Check each line of the records below for the word "skip" and copy those where it appears.

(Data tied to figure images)

● ● ● ● ●

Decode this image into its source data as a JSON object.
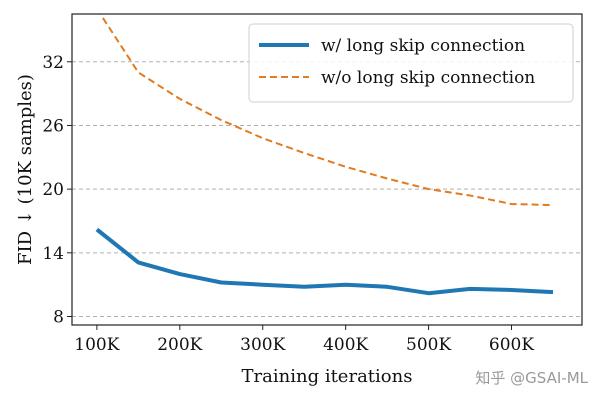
{
  "chart_data": {
    "type": "line",
    "title": "",
    "xlabel": "Training iterations",
    "ylabel": "FID ↓ (10K samples)",
    "x": [
      100000,
      150000,
      200000,
      250000,
      300000,
      350000,
      400000,
      450000,
      500000,
      550000,
      600000,
      650000
    ],
    "xticks": [
      100000,
      200000,
      300000,
      400000,
      500000,
      600000
    ],
    "xtick_labels": [
      "100K",
      "200K",
      "300K",
      "400K",
      "500K",
      "600K"
    ],
    "yticks": [
      8,
      14,
      20,
      26,
      32
    ],
    "ytick_labels": [
      "8",
      "14",
      "20",
      "26",
      "32"
    ],
    "xlim": [
      70000,
      685000
    ],
    "ylim": [
      7.2,
      36.5
    ],
    "grid": "horizontal-dashed",
    "legend_position": "upper-right",
    "series": [
      {
        "name": "w/ long skip connection",
        "color": "#1f77b4",
        "style": "solid",
        "values": [
          16.2,
          13.1,
          12.0,
          11.2,
          11.0,
          10.8,
          11.0,
          10.8,
          10.2,
          10.6,
          10.5,
          10.3
        ]
      },
      {
        "name": "w/o long skip connection",
        "color": "#e07b20",
        "style": "dashed",
        "values": [
          37.0,
          31.0,
          28.5,
          26.5,
          24.8,
          23.4,
          22.1,
          21.0,
          20.0,
          19.4,
          18.6,
          18.5
        ]
      }
    ]
  },
  "watermark": {
    "text": "知乎 @GSAI-ML"
  },
  "colors": {
    "frame": "#222222",
    "grid": "#b0b0b0",
    "legend_border": "#cfcfcf"
  }
}
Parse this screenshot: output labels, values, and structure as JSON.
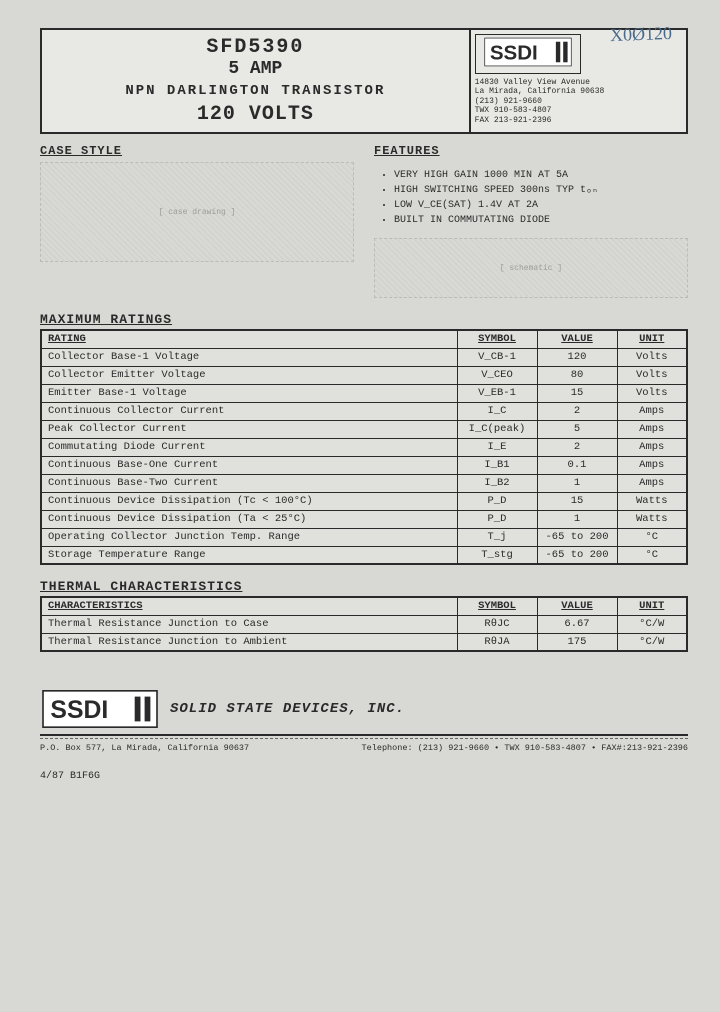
{
  "handwritten": "X0Ø120",
  "header": {
    "part_number": "SFD5390",
    "amp_line": "5 AMP",
    "type_line": "NPN DARLINGTON TRANSISTOR",
    "volts_line": "120 VOLTS",
    "company_addr": [
      "14830 Valley View Avenue",
      "La Mirada, California 90638",
      "(213) 921-9660",
      "TWX 910-583-4807",
      "FAX 213-921-2396"
    ],
    "logo_text": "SSDI"
  },
  "case_style_title": "CASE STYLE",
  "features_title": "FEATURES",
  "features": [
    "VERY HIGH GAIN 1000 MIN AT 5A",
    "HIGH SWITCHING SPEED 300ns TYP tₒₙ",
    "LOW V_CE(SAT) 1.4V AT 2A",
    "BUILT IN COMMUTATING DIODE"
  ],
  "max_ratings_title": "MAXIMUM RATINGS",
  "max_headers": [
    "RATING",
    "SYMBOL",
    "VALUE",
    "UNIT"
  ],
  "max_rows": [
    [
      "Collector Base-1 Voltage",
      "V_CB-1",
      "120",
      "Volts"
    ],
    [
      "Collector Emitter Voltage",
      "V_CEO",
      "80",
      "Volts"
    ],
    [
      "Emitter Base-1 Voltage",
      "V_EB-1",
      "15",
      "Volts"
    ],
    [
      "Continuous Collector Current",
      "I_C",
      "2",
      "Amps"
    ],
    [
      "Peak Collector Current",
      "I_C(peak)",
      "5",
      "Amps"
    ],
    [
      "Commutating Diode Current",
      "I_E",
      "2",
      "Amps"
    ],
    [
      "Continuous Base-One Current",
      "I_B1",
      "0.1",
      "Amps"
    ],
    [
      "Continuous Base-Two Current",
      "I_B2",
      "1",
      "Amps"
    ],
    [
      "Continuous Device Dissipation (Tc < 100°C)",
      "P_D",
      "15",
      "Watts"
    ],
    [
      "Continuous Device Dissipation (Ta < 25°C)",
      "P_D",
      "1",
      "Watts"
    ],
    [
      "Operating Collector Junction Temp. Range",
      "T_j",
      "-65 to 200",
      "°C"
    ],
    [
      "Storage Temperature Range",
      "T_stg",
      "-65 to 200",
      "°C"
    ]
  ],
  "thermal_title": "THERMAL CHARACTERISTICS",
  "thermal_headers": [
    "CHARACTERISTICS",
    "SYMBOL",
    "VALUE",
    "UNIT"
  ],
  "thermal_rows": [
    [
      "Thermal Resistance Junction to Case",
      "RθJC",
      "6.67",
      "°C/W"
    ],
    [
      "Thermal Resistance Junction to Ambient",
      "RθJA",
      "175",
      "°C/W"
    ]
  ],
  "footer": {
    "company": "SOLID STATE DEVICES, INC.",
    "left": "P.O. Box 577, La Mirada, California 90637",
    "right": "Telephone: (213) 921-9660 • TWX 910-583-4807 • FAX#:213-921-2396",
    "date_code": "4/87   B1F6G"
  },
  "colors": {
    "bg": "#d8d8d4",
    "ink": "#2a2a2a",
    "hand": "#4a6a8a"
  }
}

● ● ● ● ●

● Solution:
        "name": "w/ long skip connection",
        "name": "w/o long skip connection",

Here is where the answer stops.